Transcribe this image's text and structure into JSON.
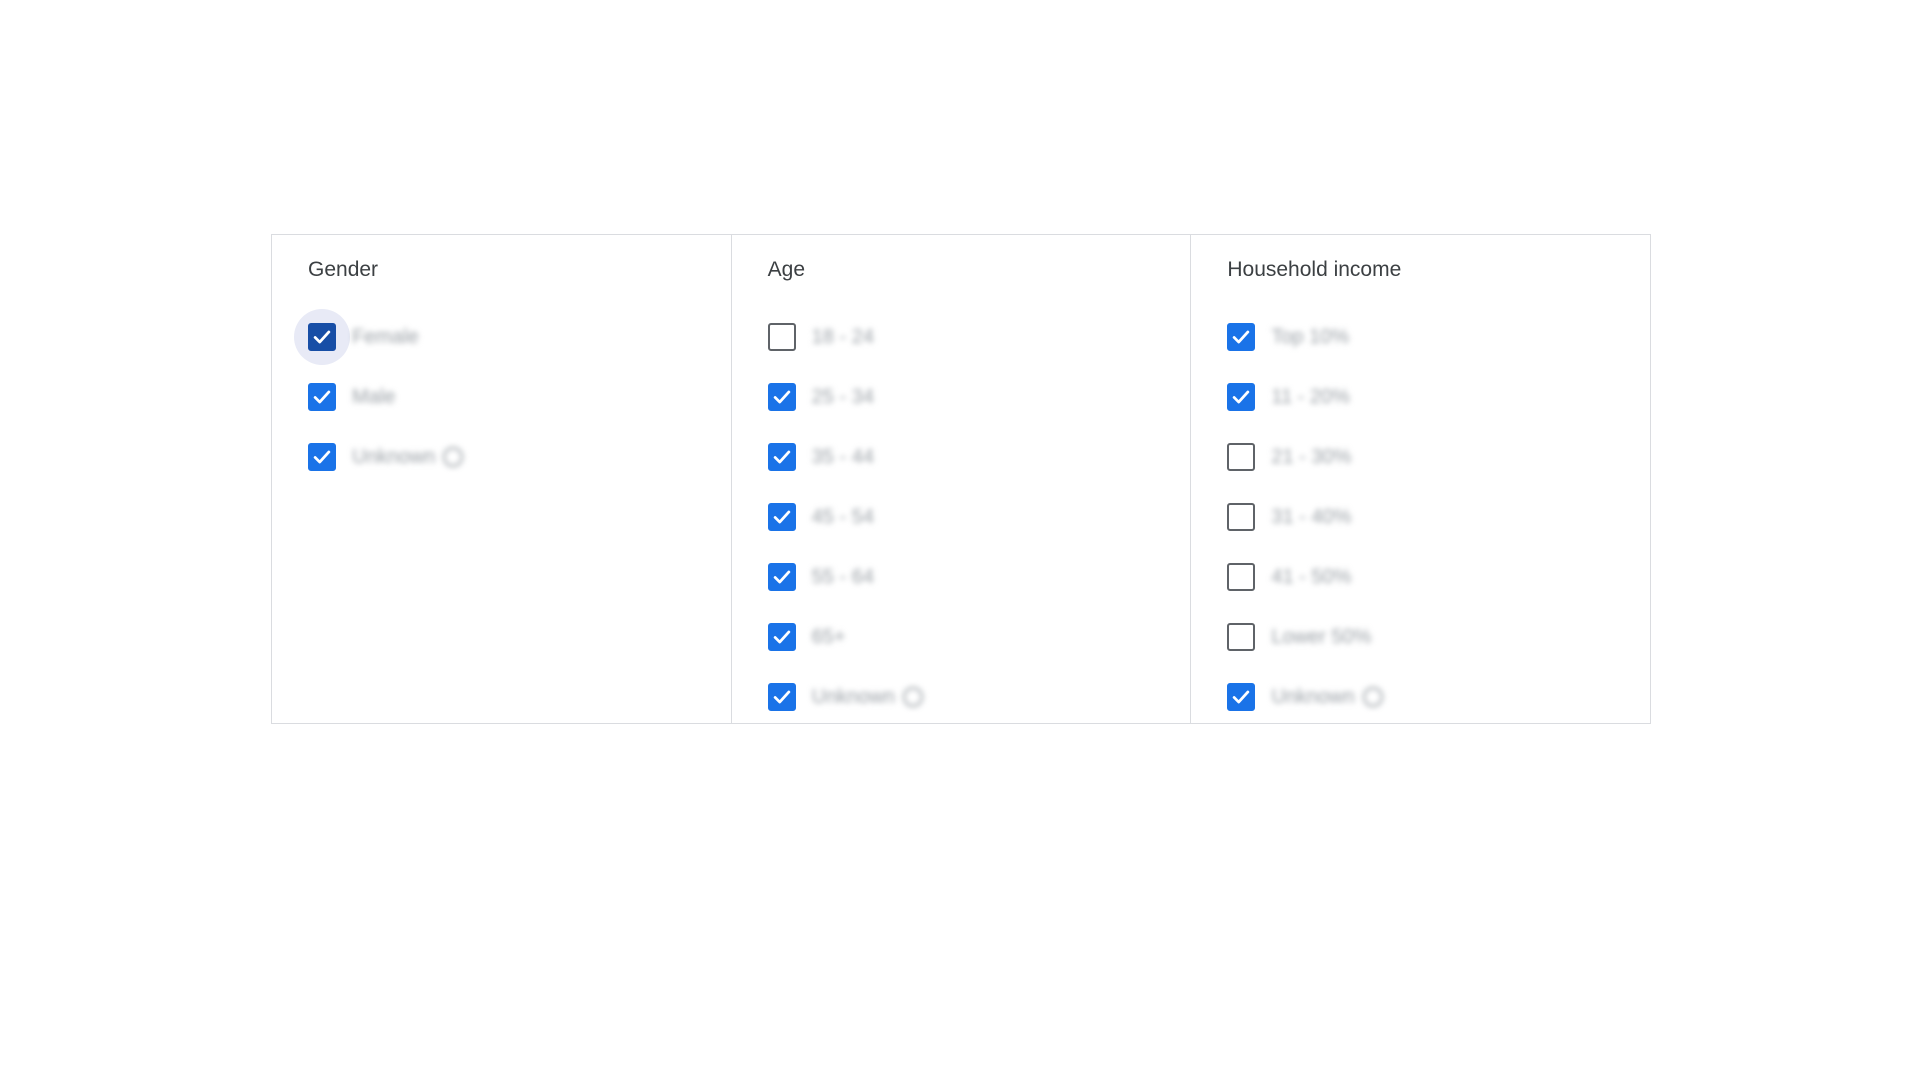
{
  "panel": {
    "columns": [
      {
        "title": "Gender",
        "options": [
          {
            "label": "Female",
            "checked": true,
            "focused": true,
            "help": false
          },
          {
            "label": "Male",
            "checked": true,
            "focused": false,
            "help": false
          },
          {
            "label": "Unknown",
            "checked": true,
            "focused": false,
            "help": true
          }
        ]
      },
      {
        "title": "Age",
        "options": [
          {
            "label": "18 - 24",
            "checked": false,
            "focused": false,
            "help": false
          },
          {
            "label": "25 - 34",
            "checked": true,
            "focused": false,
            "help": false
          },
          {
            "label": "35 - 44",
            "checked": true,
            "focused": false,
            "help": false
          },
          {
            "label": "45 - 54",
            "checked": true,
            "focused": false,
            "help": false
          },
          {
            "label": "55 - 64",
            "checked": true,
            "focused": false,
            "help": false
          },
          {
            "label": "65+",
            "checked": true,
            "focused": false,
            "help": false
          },
          {
            "label": "Unknown",
            "checked": true,
            "focused": false,
            "help": true
          }
        ]
      },
      {
        "title": "Household income",
        "options": [
          {
            "label": "Top 10%",
            "checked": true,
            "focused": false,
            "help": false
          },
          {
            "label": "11 - 20%",
            "checked": true,
            "focused": false,
            "help": false
          },
          {
            "label": "21 - 30%",
            "checked": false,
            "focused": false,
            "help": false
          },
          {
            "label": "31 - 40%",
            "checked": false,
            "focused": false,
            "help": false
          },
          {
            "label": "41 - 50%",
            "checked": false,
            "focused": false,
            "help": false
          },
          {
            "label": "Lower 50%",
            "checked": false,
            "focused": false,
            "help": false
          },
          {
            "label": "Unknown",
            "checked": true,
            "focused": false,
            "help": true
          }
        ]
      }
    ]
  },
  "colors": {
    "accent": "#1a73e8",
    "accent_focused": "#174ea6",
    "border": "#dadce0",
    "unchecked_border": "#5f6368"
  },
  "icons": {
    "checkmark": "check-icon",
    "help": "help-circle-icon"
  }
}
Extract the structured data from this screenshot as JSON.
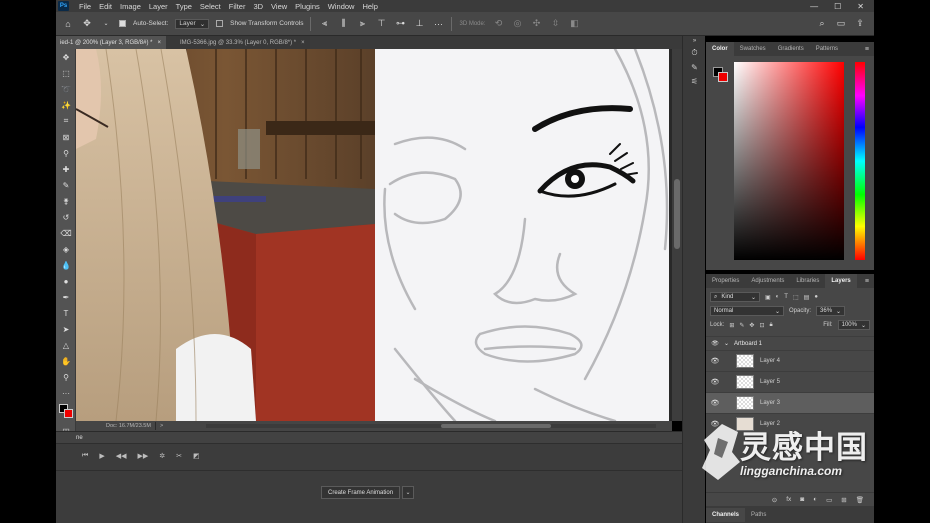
{
  "app": {
    "logo": "Ps"
  },
  "menu": [
    "File",
    "Edit",
    "Image",
    "Layer",
    "Type",
    "Select",
    "Filter",
    "3D",
    "View",
    "Plugins",
    "Window",
    "Help"
  ],
  "window_controls": [
    "—",
    "☐",
    "✕"
  ],
  "options_bar": {
    "auto_select_label": "Auto-Select:",
    "auto_select_target": "Layer",
    "show_transform_label": "Show Transform Controls",
    "mode_3d_label": "3D Mode:"
  },
  "tabs": [
    {
      "title": "ied-1 @ 200% (Layer 3, RGB/8#) *",
      "close": "×"
    },
    {
      "title": "IMG-5366.jpg @ 33.3% (Layer 0, RGB/8*) *",
      "close": "×"
    }
  ],
  "status": {
    "doc": "Doc: 16.7M/23.5M",
    "arrow": ">"
  },
  "timeline": {
    "tab_label": "ne",
    "create_button": "Create Frame Animation",
    "dropdown_arrow": "⌄"
  },
  "color_panel": {
    "tabs": [
      "Color",
      "Swatches",
      "Gradients",
      "Patterns"
    ],
    "foreground": "#000000",
    "background": "#ee0000"
  },
  "layers_panel": {
    "tabs": [
      "Properties",
      "Adjustments",
      "Libraries",
      "Layers"
    ],
    "filter_kind": "Kind",
    "blend_mode": "Normal",
    "opacity_label": "Opacity:",
    "opacity_value": "36%",
    "lock_label": "Lock:",
    "fill_label": "Fill:",
    "fill_value": "100%",
    "artboard": "Artboard 1",
    "layers": [
      {
        "name": "Layer 4",
        "selected": false
      },
      {
        "name": "Layer 5",
        "selected": false
      },
      {
        "name": "Layer 3",
        "selected": true
      },
      {
        "name": "Layer 2",
        "selected": false
      }
    ]
  },
  "bottom_panel": {
    "tabs": [
      "Channels",
      "Paths"
    ]
  },
  "watermark": {
    "chinese": "灵感中国",
    "latin": "lingganchina.com"
  }
}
= = = = =
Directions for this task
Repeat each entry exactly as given; no pictures belong in the copy.

Solution for this problem
Transcribe this image's text and structure into JSON.
{
  "panel": {
    "columns": [
      {
        "title": "Gender",
        "options": [
          {
            "label": "Female",
            "checked": true,
            "focused": true,
            "help": false
          },
          {
            "label": "Male",
            "checked": true,
            "focused": false,
            "help": false
          },
          {
            "label": "Unknown",
            "checked": true,
            "focused": false,
            "help": true
          }
        ]
      },
      {
        "title": "Age",
        "options": [
          {
            "label": "18 - 24",
            "checked": false,
            "focused": false,
            "help": false
          },
          {
            "label": "25 - 34",
            "checked": true,
            "focused": false,
            "help": false
          },
          {
            "label": "35 - 44",
            "checked": true,
            "focused": false,
            "help": false
          },
          {
            "label": "45 - 54",
            "checked": true,
            "focused": false,
            "help": false
          },
          {
            "label": "55 - 64",
            "checked": true,
            "focused": false,
            "help": false
          },
          {
            "label": "65+",
            "checked": true,
            "focused": false,
            "help": false
          },
          {
            "label": "Unknown",
            "checked": true,
            "focused": false,
            "help": true
          }
        ]
      },
      {
        "title": "Household income",
        "options": [
          {
            "label": "Top 10%",
            "checked": true,
            "focused": false,
            "help": false
          },
          {
            "label": "11 - 20%",
            "checked": true,
            "focused": false,
            "help": false
          },
          {
            "label": "21 - 30%",
            "checked": false,
            "focused": false,
            "help": false
          },
          {
            "label": "31 - 40%",
            "checked": false,
            "focused": false,
            "help": false
          },
          {
            "label": "41 - 50%",
            "checked": false,
            "focused": false,
            "help": false
          },
          {
            "label": "Lower 50%",
            "checked": false,
            "focused": false,
            "help": false
          },
          {
            "label": "Unknown",
            "checked": true,
            "focused": false,
            "help": true
          }
        ]
      }
    ]
  },
  "colors": {
    "accent": "#1a73e8",
    "accent_focused": "#174ea6",
    "border": "#dadce0",
    "unchecked_border": "#5f6368"
  },
  "icons": {
    "checkmark": "check-icon",
    "help": "help-circle-icon"
  }
}
Extract the structured data from this screenshot as JSON.
{
  "app": {
    "logo": "Ps"
  },
  "menu": [
    "File",
    "Edit",
    "Image",
    "Layer",
    "Type",
    "Select",
    "Filter",
    "3D",
    "View",
    "Plugins",
    "Window",
    "Help"
  ],
  "window_controls": [
    "—",
    "☐",
    "✕"
  ],
  "options_bar": {
    "auto_select_label": "Auto-Select:",
    "auto_select_target": "Layer",
    "show_transform_label": "Show Transform Controls",
    "mode_3d_label": "3D Mode:"
  },
  "tabs": [
    {
      "title": "ied-1 @ 200% (Layer 3, RGB/8#) *",
      "close": "×"
    },
    {
      "title": "IMG-5366.jpg @ 33.3% (Layer 0, RGB/8*) *",
      "close": "×"
    }
  ],
  "status": {
    "doc": "Doc: 16.7M/23.5M",
    "arrow": ">"
  },
  "timeline": {
    "tab_label": "ne",
    "create_button": "Create Frame Animation",
    "dropdown_arrow": "⌄"
  },
  "color_panel": {
    "tabs": [
      "Color",
      "Swatches",
      "Gradients",
      "Patterns"
    ],
    "foreground": "#000000",
    "background": "#ee0000"
  },
  "layers_panel": {
    "tabs": [
      "Properties",
      "Adjustments",
      "Libraries",
      "Layers"
    ],
    "filter_kind": "Kind",
    "blend_mode": "Normal",
    "opacity_label": "Opacity:",
    "opacity_value": "36%",
    "lock_label": "Lock:",
    "fill_label": "Fill:",
    "fill_value": "100%",
    "artboard": "Artboard 1",
    "layers": [
      {
        "name": "Layer 4",
        "selected": false
      },
      {
        "name": "Layer 5",
        "selected": false
      },
      {
        "name": "Layer 3",
        "selected": true
      },
      {
        "name": "Layer 2",
        "selected": false
      }
    ]
  },
  "bottom_panel": {
    "tabs": [
      "Channels",
      "Paths"
    ]
  },
  "watermark": {
    "chinese": "灵感中国",
    "latin": "lingganchina.com"
  }
}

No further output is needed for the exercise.